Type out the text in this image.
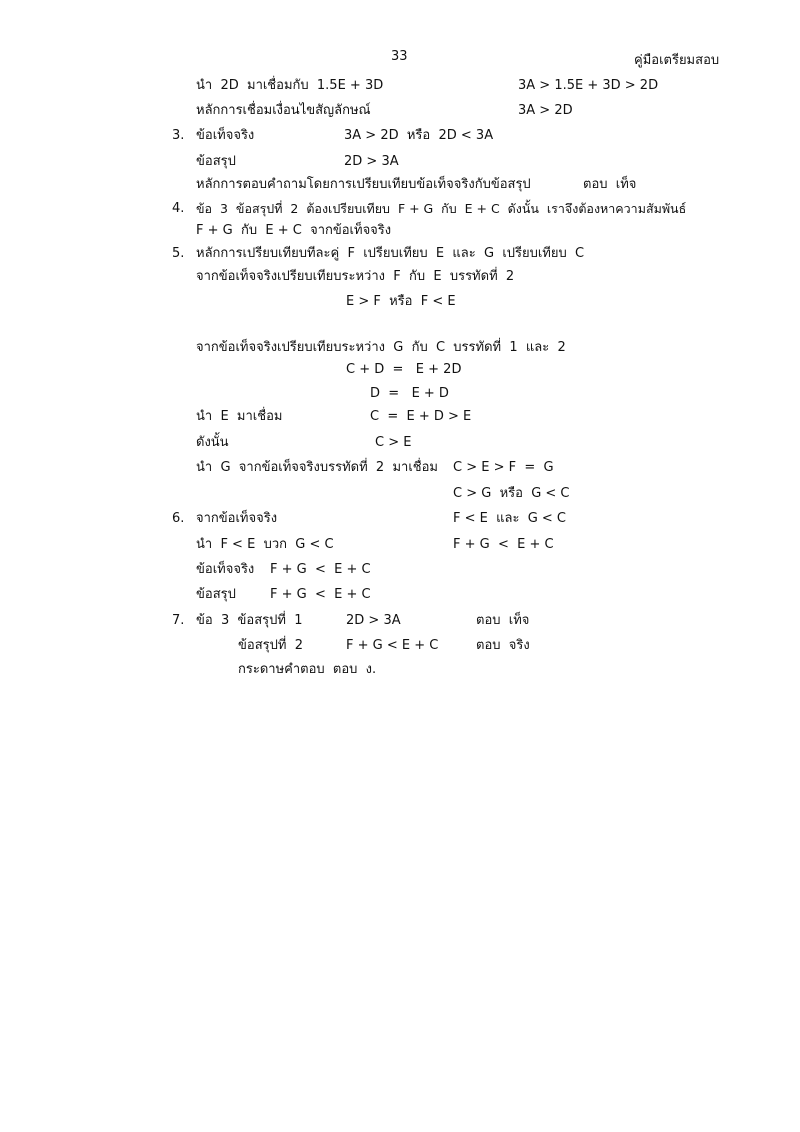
33	คู่มือเตรียมสอบ
นำ  2D  มาเชื่อมกับ  1.5E + 3D	3A > 1.5E + 3D > 2D
หลักการเชื่อมเงื่อนไขสัญลักษณ์	3A > 2D
3. ข้อเท็จจริง	3A > 2D  หรือ  2D < 3A
ข้อสรุป	2D > 3A
หลักการตอบคำถามโดยการเปรียบเทียบข้อเท็จจริงกับข้อสรุป	ตอบ  เท็จ
4. ข้อ  3  ข้อสรุปที่  2  ต้องเปรียบเทียบ  F + G  กับ  E + C  ดังนั้น  เราจึงต้องหาความสัมพันธ์
F + G  กับ  E + C  จากข้อเท็จจริง
5. หลักการเปรียบเทียบทีละคู่  F  เปรียบเทียบ  E  และ  G  เปรียบเทียบ  C
จากข้อเท็จจริงเปรียบเทียบระหว่าง  F  กับ  E  บรรทัดที่  2
E > F  หรือ  F < E
จากข้อเท็จจริงเปรียบเทียบระหว่าง  G  กับ  C  บรรทัดที่  1  และ  2
C + D  =   E + 2D
D  =   E + D
นำ  E  มาเชื่อม	C  =  E + D > E
ดังนั้น	C > E
นำ  G  จากข้อเท็จจริงบรรทัดที่  2  มาเชื่อม C > E > F  =  G
C > G  หรือ  G < C
6. จากข้อเท็จจริง	F < E  และ  G < C
นำ  F < E  บวก  G < C	F + G  <  E + C
ข้อเท็จจริง F + G  <  E + C
ข้อสรุป	F + G  <  E + C
7. ข้อ  3  ข้อสรุปที่  1	2D > 3A	ตอบ  เท็จ
ข้อสรุปที่  2	F + G < E + C	ตอบ  จริง
กระดาษคำตอบ  ตอบ  ง.
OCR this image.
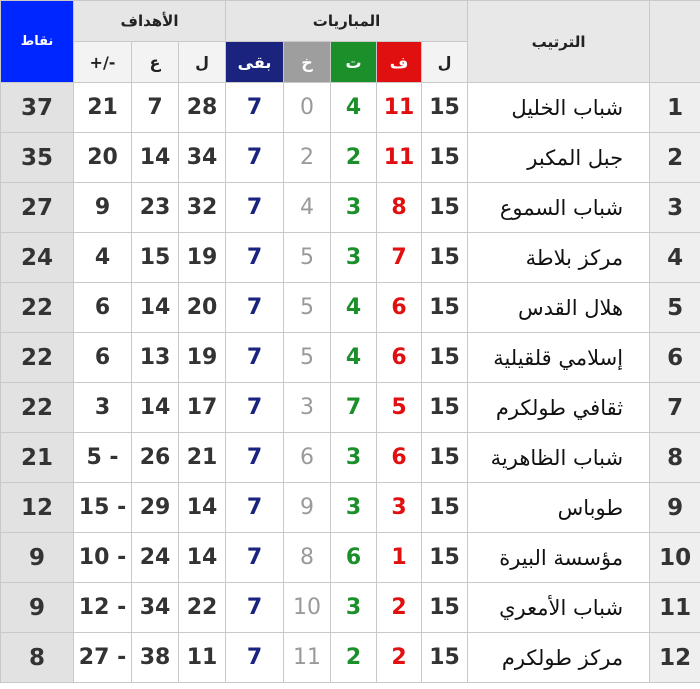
نقاط	الأهداف			المباريات					الترتيب	
	+/-	ع	ل	بقى	خ	ت	ف	ل		
37	21	7	28	7	0	4	11	15	شباب الخليل	1
35	20	14	34	7	2	2	11	15	جبل المكبر	2
27	9	23	32	7	4	3	8	15	شباب السموع	3
24	4	15	19	7	5	3	7	15	مركز بلاطة	4
22	6	14	20	7	5	4	6	15	هلال القدس	5
22	6	13	19	7	5	4	6	15	إسلامي قلقيلية	6
22	3	14	17	7	3	7	5	15	ثقافي طولكرم	7
21	5 -	26	21	7	6	3	6	15	شباب الظاهرية	8
12	15 -	29	14	7	9	3	3	15	طوباس	9
9	10 -	24	14	7	8	6	1	15	مؤسسة البيرة	10
9	12 -	34	22	7	10	3	2	15	شباب الأمعري	11
8	27 -	38	11	7	11	2	2	15	مركز طولكرم	12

__________

**OBJECTIVE:**
Transcribe every record above exactly, leaving out the pictures.

**EXERCISE ANSWER:**
Type out the text in this image.
33	คู่มือเตรียมสอบ
นำ  2D  มาเชื่อมกับ  1.5E + 3D	3A > 1.5E + 3D > 2D
หลักการเชื่อมเงื่อนไขสัญลักษณ์	3A > 2D
3. ข้อเท็จจริง	3A > 2D  หรือ  2D < 3A
ข้อสรุป	2D > 3A
หลักการตอบคำถามโดยการเปรียบเทียบข้อเท็จจริงกับข้อสรุป	ตอบ  เท็จ
4. ข้อ  3  ข้อสรุปที่  2  ต้องเปรียบเทียบ  F + G  กับ  E + C  ดังนั้น  เราจึงต้องหาความสัมพันธ์
F + G  กับ  E + C  จากข้อเท็จจริง
5. หลักการเปรียบเทียบทีละคู่  F  เปรียบเทียบ  E  และ  G  เปรียบเทียบ  C
จากข้อเท็จจริงเปรียบเทียบระหว่าง  F  กับ  E  บรรทัดที่  2
E > F  หรือ  F < E
จากข้อเท็จจริงเปรียบเทียบระหว่าง  G  กับ  C  บรรทัดที่  1  และ  2
C + D  =   E + 2D
D  =   E + D
นำ  E  มาเชื่อม	C  =  E + D > E
ดังนั้น	C > E
นำ  G  จากข้อเท็จจริงบรรทัดที่  2  มาเชื่อม C > E > F  =  G
C > G  หรือ  G < C
6. จากข้อเท็จจริง	F < E  และ  G < C
นำ  F < E  บวก  G < C	F + G  <  E + C
ข้อเท็จจริง F + G  <  E + C
ข้อสรุป	F + G  <  E + C
7. ข้อ  3  ข้อสรุปที่  1	2D > 3A	ตอบ  เท็จ
ข้อสรุปที่  2	F + G < E + C	ตอบ  จริง
กระดาษคำตอบ  ตอบ  ง.
OCR this image.
نقاط	الأهداف			المباريات					الترتيب	
	+/-	ع	ل	بقى	خ	ت	ف	ل		
37	21	7	28	7	0	4	11	15	شباب الخليل	1
35	20	14	34	7	2	2	11	15	جبل المكبر	2
27	9	23	32	7	4	3	8	15	شباب السموع	3
24	4	15	19	7	5	3	7	15	مركز بلاطة	4
22	6	14	20	7	5	4	6	15	هلال القدس	5
22	6	13	19	7	5	4	6	15	إسلامي قلقيلية	6
22	3	14	17	7	3	7	5	15	ثقافي طولكرم	7
21	5 -	26	21	7	6	3	6	15	شباب الظاهرية	8
12	15 -	29	14	7	9	3	3	15	طوباس	9
9	10 -	24	14	7	8	6	1	15	مؤسسة البيرة	10
9	12 -	34	22	7	10	3	2	15	شباب الأمعري	11
8	27 -	38	11	7	11	2	2	15	مركز طولكرم	12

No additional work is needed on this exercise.